WHAT THIS EXERCISE ASKS:
a) In the passage on message ordering, why does WhatsApp deliver later messages and let the client reorder them by sequence number instead of holding them behind a stuck one? Answer in one to three sentences.
b) Extend the passage on message ordering, starting after its final sentence.

DOCUMENT EXCERPT:

Start

There is a real tradeoff hiding underneath: order versus availability. Strict per-conversation FIFO can stall. If message 5 is stuck on a slow link, do you hold 6, 7, and 8 behind it to preserve order, or deliver them and reconcile by sequence number on the client? That is head-of-line blocking, and how you answer it is a product decision as much as a technical one. WhatsApp leans toward delivering and letting the client reorder by sequence, because a stalled chat feels broken in a way a momentary gap does not. The language for reasoning about these consistency-versus-availability choices is CAP and PACELC. The point to internalize: "ordering" is a knob, not a single problem, and the senior move is to scope it to the conversation and then decide, deliberately, how strict to be when the network misbehaves.

End

GIVEN INFORMATION:

Start

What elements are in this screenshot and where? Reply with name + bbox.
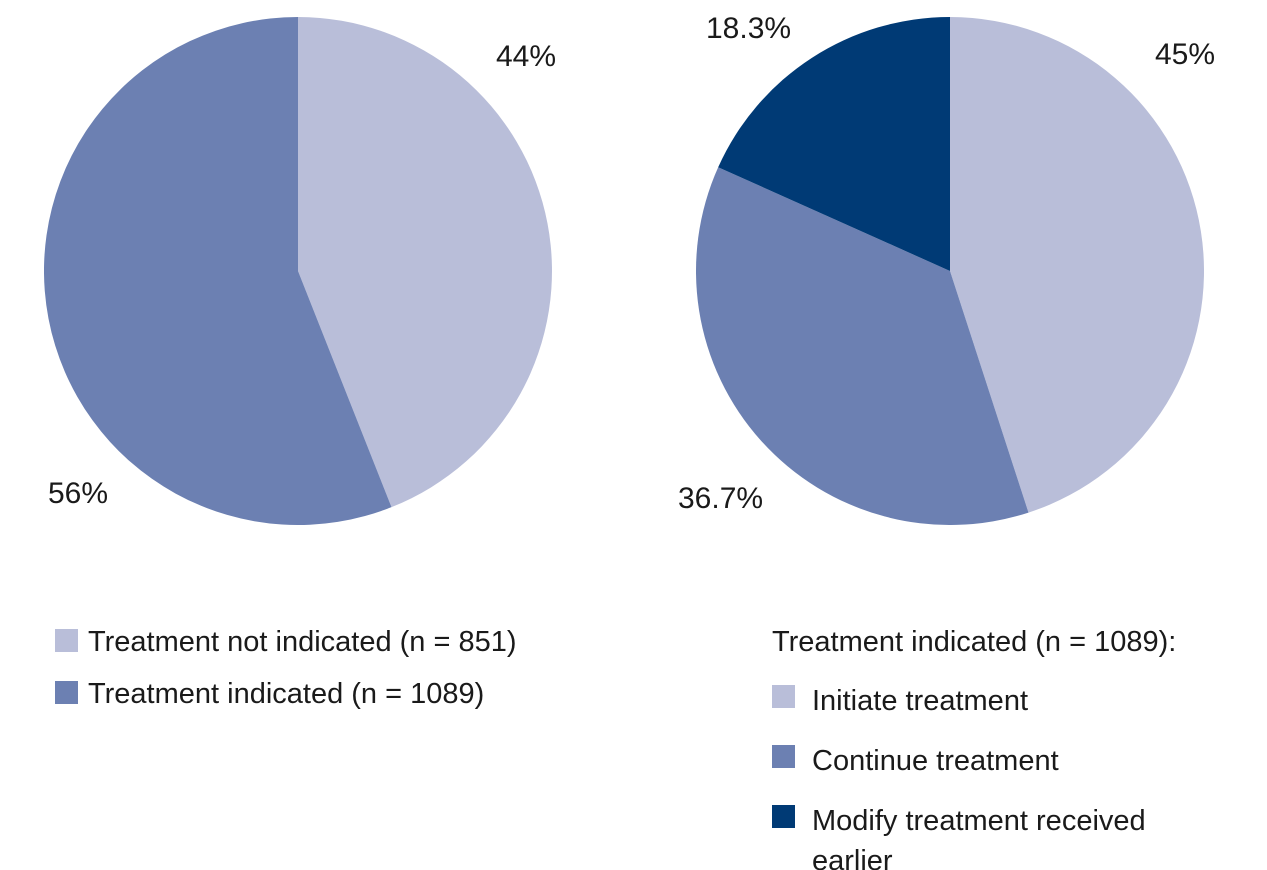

End

EXPECTED OUTPUTS:
a) WhatsApp delivers the later messages because a stalled chat feels broken to users in a way that a brief gap does not. Holding messages 6, 7 and 8 behind a stuck message 5 would keep strict order but freeze the conversation. Delivering them and reordering by sequence number on the client keeps the chat moving.

b)
Group fan-out, and the encryption that moves it to the client
Send a message to a group of fifty, and that one inbound message has to become fifty outbound copies. Fan-out. The obvious place to do it is the server: one message in, N out, the server explodes it. This is server-side fan-out, and the Design Twitter and Design Instagram builds lean on exactly this pattern for timelines. But end-to-end encryption breaks the obvious answer. If the server cannot read the content, it cannot re-encrypt it for each recipient, because each has different keys. So fan-out moves to the client: the sender encrypts and the server becomes a blind relay that copies opaque bytes to N destinations. Done naively that is brutal, one encryption per member, fifty for a single group post.
The Sender Keys protocol fixes the steady state. The first time you post to a group, your client generates a sender key, a chain key plus a signature key, and encrypts it once to each member over their individual secure channel. Every message after that is a single symmetric encryption with your sender key that all members can already decrypt. A normal group post is one encryption and one relay-to-N. The amplification still exists, fifty members still receive fifty copies over the wire, but the expensive cryptographic work collapses from per-recipient to per-sender. Large groups still carry a tax in key distribution when membership changes, but the per-message cost is bounded. This is the architecture in WhatsApp's own encryption whitepaper↗.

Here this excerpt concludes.